Dataset items

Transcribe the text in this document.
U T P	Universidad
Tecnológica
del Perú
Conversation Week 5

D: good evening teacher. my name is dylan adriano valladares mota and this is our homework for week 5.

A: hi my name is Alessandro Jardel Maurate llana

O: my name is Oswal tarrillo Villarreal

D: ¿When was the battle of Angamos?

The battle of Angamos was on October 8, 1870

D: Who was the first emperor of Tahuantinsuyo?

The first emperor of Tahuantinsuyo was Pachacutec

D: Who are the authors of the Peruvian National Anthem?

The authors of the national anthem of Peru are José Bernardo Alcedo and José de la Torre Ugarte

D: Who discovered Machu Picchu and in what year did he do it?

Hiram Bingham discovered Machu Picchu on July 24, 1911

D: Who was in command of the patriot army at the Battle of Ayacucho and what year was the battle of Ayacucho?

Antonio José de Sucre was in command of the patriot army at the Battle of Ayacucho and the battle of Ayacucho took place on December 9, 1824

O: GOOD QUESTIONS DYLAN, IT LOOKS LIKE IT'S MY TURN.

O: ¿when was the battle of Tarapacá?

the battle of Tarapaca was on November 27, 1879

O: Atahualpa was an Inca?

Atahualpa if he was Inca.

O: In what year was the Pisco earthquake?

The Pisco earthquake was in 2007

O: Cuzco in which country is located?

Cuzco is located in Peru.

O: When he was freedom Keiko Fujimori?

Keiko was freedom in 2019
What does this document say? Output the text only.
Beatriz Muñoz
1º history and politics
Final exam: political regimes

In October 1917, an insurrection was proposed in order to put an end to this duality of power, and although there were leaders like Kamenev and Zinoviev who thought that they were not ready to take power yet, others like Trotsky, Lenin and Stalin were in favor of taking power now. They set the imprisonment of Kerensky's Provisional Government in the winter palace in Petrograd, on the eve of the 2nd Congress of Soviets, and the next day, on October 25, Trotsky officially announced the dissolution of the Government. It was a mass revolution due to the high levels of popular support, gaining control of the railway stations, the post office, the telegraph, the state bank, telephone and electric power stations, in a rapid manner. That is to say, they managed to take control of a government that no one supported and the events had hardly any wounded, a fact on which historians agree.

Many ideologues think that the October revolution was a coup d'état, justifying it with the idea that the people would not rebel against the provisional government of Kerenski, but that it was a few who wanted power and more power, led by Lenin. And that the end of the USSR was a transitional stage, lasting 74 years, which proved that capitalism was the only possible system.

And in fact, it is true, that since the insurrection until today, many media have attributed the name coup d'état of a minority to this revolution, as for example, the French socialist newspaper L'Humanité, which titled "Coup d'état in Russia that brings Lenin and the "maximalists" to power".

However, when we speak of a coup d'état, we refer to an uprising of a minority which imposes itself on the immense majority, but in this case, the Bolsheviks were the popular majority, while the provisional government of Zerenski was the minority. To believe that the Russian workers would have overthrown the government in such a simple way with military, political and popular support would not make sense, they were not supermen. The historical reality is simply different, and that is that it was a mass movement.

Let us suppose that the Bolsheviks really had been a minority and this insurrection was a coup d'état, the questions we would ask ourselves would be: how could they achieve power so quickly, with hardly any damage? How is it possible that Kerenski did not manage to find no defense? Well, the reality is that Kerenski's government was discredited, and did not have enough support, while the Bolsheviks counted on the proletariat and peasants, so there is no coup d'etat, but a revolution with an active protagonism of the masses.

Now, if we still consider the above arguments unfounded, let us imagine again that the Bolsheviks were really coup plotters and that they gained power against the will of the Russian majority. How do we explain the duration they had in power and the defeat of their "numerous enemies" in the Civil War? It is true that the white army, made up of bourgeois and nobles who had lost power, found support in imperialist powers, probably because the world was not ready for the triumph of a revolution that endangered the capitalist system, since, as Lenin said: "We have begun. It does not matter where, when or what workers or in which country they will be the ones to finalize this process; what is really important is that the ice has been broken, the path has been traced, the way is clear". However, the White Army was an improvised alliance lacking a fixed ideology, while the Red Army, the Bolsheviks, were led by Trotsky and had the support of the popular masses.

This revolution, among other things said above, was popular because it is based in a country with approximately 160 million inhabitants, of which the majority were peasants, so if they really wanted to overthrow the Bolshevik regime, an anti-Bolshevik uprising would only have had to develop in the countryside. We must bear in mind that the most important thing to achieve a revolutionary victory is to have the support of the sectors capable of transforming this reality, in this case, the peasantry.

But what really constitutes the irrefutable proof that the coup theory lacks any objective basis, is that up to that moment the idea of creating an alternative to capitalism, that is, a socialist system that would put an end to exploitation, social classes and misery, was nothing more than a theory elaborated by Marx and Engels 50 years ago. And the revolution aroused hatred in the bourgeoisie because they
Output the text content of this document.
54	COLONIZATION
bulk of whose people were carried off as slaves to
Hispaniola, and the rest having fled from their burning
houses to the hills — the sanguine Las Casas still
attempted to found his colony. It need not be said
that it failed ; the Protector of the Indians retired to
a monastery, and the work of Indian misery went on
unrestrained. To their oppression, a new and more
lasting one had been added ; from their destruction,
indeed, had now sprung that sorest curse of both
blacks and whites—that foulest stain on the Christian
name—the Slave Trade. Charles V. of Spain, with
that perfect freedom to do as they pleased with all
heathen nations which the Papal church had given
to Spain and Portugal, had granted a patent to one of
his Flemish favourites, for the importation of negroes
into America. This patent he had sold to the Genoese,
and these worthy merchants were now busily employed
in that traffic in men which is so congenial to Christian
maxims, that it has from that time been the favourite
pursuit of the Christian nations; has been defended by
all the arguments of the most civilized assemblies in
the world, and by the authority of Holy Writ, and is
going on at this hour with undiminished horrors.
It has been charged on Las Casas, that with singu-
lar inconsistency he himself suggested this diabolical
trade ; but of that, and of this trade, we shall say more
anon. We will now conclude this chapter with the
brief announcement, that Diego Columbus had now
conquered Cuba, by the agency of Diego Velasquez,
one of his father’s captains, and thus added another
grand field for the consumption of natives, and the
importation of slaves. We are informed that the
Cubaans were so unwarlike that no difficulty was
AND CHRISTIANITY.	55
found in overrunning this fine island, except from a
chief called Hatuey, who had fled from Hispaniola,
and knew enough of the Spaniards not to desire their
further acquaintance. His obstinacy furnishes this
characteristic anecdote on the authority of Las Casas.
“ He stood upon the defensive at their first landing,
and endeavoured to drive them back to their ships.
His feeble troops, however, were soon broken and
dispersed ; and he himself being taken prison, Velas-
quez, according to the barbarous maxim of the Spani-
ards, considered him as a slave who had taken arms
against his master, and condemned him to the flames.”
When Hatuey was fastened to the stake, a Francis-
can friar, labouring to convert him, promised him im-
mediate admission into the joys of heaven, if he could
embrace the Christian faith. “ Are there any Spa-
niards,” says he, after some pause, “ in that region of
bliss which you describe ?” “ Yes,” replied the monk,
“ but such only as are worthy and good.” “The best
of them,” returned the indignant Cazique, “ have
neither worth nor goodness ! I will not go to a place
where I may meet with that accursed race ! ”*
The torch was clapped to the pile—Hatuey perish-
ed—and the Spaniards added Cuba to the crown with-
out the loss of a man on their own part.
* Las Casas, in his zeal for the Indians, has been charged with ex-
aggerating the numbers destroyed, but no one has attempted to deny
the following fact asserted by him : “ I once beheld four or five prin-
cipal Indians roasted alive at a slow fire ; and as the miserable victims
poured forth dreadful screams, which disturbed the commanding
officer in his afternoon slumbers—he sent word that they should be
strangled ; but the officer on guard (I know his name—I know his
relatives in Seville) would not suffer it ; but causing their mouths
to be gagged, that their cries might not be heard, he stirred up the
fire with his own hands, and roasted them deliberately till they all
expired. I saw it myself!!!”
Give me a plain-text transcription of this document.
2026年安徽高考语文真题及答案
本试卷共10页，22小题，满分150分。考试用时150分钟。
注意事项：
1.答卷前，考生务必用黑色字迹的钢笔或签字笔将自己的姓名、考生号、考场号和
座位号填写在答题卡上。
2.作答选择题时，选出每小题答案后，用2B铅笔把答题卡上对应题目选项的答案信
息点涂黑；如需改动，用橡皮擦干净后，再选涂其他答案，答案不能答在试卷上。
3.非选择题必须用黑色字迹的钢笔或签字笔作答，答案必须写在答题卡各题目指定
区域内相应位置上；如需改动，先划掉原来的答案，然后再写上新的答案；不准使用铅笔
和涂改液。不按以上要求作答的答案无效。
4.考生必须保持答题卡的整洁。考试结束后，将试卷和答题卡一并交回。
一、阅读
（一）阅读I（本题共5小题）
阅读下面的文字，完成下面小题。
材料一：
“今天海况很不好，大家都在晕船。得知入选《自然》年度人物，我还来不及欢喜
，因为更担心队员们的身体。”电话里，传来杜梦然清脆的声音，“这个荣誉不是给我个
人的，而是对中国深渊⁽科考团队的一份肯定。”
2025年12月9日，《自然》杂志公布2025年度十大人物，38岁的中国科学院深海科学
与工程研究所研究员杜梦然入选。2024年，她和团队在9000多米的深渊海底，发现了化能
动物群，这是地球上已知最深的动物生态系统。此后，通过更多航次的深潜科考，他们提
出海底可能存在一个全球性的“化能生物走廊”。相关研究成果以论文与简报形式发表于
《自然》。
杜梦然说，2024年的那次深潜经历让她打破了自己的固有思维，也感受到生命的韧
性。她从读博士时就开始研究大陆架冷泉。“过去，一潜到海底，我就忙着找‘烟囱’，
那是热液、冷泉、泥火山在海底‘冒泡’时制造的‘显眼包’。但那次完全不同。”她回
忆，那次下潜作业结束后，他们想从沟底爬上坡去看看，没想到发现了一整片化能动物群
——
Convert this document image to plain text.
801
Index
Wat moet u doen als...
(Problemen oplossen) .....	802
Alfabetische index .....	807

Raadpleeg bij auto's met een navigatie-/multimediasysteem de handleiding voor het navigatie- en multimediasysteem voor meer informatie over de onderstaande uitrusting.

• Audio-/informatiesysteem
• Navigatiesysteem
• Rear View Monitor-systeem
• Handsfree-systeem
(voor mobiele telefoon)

* _WHAT YOU SHOULD DO_: Pull out each line of the records holding the string "emperor".

* _ANSWER TO THE EXERCISE_:
D: Who was the first emperor of Tahuantinsuyo?
The first emperor of Tahuantinsuyo was Pachacutec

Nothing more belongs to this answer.